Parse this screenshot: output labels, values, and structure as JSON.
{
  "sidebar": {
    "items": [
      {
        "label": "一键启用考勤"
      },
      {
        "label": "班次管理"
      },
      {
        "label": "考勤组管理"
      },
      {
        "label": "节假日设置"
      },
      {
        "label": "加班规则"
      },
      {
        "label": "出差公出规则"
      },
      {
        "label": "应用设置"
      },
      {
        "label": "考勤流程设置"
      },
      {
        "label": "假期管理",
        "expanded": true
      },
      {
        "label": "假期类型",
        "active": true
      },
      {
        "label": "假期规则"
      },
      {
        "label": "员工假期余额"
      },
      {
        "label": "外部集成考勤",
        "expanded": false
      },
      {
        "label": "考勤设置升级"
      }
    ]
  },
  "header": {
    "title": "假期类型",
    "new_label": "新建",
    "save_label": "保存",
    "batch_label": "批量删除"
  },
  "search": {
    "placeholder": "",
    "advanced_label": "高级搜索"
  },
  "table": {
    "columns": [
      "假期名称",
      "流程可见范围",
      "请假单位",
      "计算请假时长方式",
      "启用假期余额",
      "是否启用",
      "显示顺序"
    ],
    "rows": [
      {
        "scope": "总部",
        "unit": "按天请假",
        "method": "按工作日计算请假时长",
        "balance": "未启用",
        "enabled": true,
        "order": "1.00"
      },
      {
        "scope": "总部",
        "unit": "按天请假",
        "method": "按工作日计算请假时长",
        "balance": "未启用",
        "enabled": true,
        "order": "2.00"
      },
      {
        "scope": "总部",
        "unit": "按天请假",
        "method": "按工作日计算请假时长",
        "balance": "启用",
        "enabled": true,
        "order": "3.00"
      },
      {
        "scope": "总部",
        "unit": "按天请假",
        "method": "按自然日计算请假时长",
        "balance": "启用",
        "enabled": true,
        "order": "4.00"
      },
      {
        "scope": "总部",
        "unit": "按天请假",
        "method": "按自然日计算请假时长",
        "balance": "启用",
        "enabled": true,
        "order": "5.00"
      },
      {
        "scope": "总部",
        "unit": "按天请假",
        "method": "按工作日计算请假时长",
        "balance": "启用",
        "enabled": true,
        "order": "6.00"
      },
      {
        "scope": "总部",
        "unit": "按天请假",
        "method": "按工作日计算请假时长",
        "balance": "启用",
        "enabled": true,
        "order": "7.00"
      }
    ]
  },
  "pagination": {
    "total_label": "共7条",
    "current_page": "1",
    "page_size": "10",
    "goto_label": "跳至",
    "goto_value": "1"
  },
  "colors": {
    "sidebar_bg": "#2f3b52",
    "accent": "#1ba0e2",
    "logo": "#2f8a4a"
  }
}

• What this task involves
Each entry above is to be set down again in exactly the same words.

• The completed task
Parse this screenshot: output labels, values, and structure as JSON.
{
  "sidebar": {
    "items": [
      {
        "label": "一键启用考勤"
      },
      {
        "label": "班次管理"
      },
      {
        "label": "考勤组管理"
      },
      {
        "label": "节假日设置"
      },
      {
        "label": "加班规则"
      },
      {
        "label": "出差公出规则"
      },
      {
        "label": "应用设置"
      },
      {
        "label": "考勤流程设置"
      },
      {
        "label": "假期管理",
        "expanded": true
      },
      {
        "label": "假期类型",
        "active": true
      },
      {
        "label": "假期规则"
      },
      {
        "label": "员工假期余额"
      },
      {
        "label": "外部集成考勤",
        "expanded": false
      },
      {
        "label": "考勤设置升级"
      }
    ]
  },
  "header": {
    "title": "假期类型",
    "new_label": "新建",
    "save_label": "保存",
    "batch_label": "批量删除"
  },
  "search": {
    "placeholder": "",
    "advanced_label": "高级搜索"
  },
  "table": {
    "columns": [
      "假期名称",
      "流程可见范围",
      "请假单位",
      "计算请假时长方式",
      "启用假期余额",
      "是否启用",
      "显示顺序"
    ],
    "rows": [
      {
        "scope": "总部",
        "unit": "按天请假",
        "method": "按工作日计算请假时长",
        "balance": "未启用",
        "enabled": true,
        "order": "1.00"
      },
      {
        "scope": "总部",
        "unit": "按天请假",
        "method": "按工作日计算请假时长",
        "balance": "未启用",
        "enabled": true,
        "order": "2.00"
      },
      {
        "scope": "总部",
        "unit": "按天请假",
        "method": "按工作日计算请假时长",
        "balance": "启用",
        "enabled": true,
        "order": "3.00"
      },
      {
        "scope": "总部",
        "unit": "按天请假",
        "method": "按自然日计算请假时长",
        "balance": "启用",
        "enabled": true,
        "order": "4.00"
      },
      {
        "scope": "总部",
        "unit": "按天请假",
        "method": "按自然日计算请假时长",
        "balance": "启用",
        "enabled": true,
        "order": "5.00"
      },
      {
        "scope": "总部",
        "unit": "按天请假",
        "method": "按工作日计算请假时长",
        "balance": "启用",
        "enabled": true,
        "order": "6.00"
      },
      {
        "scope": "总部",
        "unit": "按天请假",
        "method": "按工作日计算请假时长",
        "balance": "启用",
        "enabled": true,
        "order": "7.00"
      }
    ]
  },
  "pagination": {
    "total_label": "共7条",
    "current_page": "1",
    "page_size": "10",
    "goto_label": "跳至",
    "goto_value": "1"
  },
  "colors": {
    "sidebar_bg": "#2f3b52",
    "accent": "#1ba0e2",
    "logo": "#2f8a4a"
  }
}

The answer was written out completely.